[Rows from a figure dataset]
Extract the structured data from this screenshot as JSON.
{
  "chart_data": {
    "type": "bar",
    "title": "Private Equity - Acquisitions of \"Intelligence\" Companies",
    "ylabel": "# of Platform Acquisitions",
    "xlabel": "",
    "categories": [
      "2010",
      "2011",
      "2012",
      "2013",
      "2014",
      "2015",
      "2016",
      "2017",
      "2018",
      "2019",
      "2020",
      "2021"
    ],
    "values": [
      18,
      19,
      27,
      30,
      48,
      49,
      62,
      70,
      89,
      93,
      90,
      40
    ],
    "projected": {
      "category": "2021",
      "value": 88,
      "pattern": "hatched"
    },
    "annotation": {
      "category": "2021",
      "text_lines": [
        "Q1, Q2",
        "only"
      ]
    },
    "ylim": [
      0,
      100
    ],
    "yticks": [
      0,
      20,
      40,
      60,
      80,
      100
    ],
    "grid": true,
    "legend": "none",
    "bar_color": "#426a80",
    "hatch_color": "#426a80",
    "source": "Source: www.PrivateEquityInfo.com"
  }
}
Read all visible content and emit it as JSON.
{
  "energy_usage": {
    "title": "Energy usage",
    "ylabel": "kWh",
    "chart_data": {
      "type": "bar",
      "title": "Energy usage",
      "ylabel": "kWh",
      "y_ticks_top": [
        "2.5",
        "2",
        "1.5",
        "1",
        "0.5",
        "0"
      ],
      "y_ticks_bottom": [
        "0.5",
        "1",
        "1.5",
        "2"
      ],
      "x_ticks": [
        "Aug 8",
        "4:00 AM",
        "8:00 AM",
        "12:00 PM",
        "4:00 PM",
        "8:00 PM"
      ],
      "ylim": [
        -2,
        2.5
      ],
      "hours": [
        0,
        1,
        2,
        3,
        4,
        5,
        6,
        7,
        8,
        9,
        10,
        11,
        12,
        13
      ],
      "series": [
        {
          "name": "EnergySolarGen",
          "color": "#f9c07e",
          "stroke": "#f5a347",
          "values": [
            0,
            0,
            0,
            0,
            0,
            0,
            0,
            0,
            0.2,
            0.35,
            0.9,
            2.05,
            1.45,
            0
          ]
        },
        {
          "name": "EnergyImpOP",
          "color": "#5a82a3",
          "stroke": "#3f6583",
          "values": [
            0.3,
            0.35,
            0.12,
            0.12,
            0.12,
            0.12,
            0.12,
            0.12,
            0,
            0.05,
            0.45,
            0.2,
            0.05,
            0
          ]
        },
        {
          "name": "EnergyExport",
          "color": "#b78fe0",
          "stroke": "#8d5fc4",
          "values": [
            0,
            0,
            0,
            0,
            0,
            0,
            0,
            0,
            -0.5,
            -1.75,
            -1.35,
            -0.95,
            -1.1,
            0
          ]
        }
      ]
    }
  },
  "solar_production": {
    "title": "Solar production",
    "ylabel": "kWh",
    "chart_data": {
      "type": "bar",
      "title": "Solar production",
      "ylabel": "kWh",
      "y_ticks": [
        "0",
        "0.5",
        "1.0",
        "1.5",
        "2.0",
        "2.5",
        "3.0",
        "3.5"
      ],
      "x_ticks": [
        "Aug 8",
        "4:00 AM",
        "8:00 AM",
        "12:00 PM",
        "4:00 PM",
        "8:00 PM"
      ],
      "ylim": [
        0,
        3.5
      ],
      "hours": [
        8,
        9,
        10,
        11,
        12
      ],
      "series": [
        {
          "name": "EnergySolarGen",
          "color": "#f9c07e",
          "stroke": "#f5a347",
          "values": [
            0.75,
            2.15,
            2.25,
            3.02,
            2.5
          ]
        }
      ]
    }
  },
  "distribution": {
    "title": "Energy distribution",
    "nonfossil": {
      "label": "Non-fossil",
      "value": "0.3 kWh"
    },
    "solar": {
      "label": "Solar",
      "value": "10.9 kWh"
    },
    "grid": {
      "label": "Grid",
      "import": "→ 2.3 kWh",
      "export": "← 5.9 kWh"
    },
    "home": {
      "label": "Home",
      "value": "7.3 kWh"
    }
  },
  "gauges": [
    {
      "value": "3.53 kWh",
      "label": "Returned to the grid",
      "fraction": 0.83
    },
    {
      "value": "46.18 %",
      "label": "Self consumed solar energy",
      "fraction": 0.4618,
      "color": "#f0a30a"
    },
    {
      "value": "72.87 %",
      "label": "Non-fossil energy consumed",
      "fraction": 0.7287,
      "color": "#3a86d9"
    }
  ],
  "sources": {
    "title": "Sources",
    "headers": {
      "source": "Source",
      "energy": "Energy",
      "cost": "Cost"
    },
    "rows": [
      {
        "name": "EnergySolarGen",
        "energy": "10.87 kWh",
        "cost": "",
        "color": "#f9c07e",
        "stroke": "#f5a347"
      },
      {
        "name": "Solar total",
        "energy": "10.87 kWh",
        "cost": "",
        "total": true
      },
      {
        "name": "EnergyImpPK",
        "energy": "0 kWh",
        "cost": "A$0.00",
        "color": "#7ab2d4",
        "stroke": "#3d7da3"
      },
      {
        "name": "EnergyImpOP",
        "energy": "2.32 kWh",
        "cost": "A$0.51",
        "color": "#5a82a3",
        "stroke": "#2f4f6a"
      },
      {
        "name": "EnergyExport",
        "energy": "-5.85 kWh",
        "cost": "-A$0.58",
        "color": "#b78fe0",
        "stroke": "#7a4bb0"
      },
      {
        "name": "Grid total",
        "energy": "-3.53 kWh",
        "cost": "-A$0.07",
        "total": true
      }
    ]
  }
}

Problem to work on:
Copy every line of the listing containing the string "Acquisitions".

Answer to this exercise:
    "title": "Private Equity - Acquisitions of \"Intelligence\" Companies",
    "ylabel": "# of Platform Acquisitions",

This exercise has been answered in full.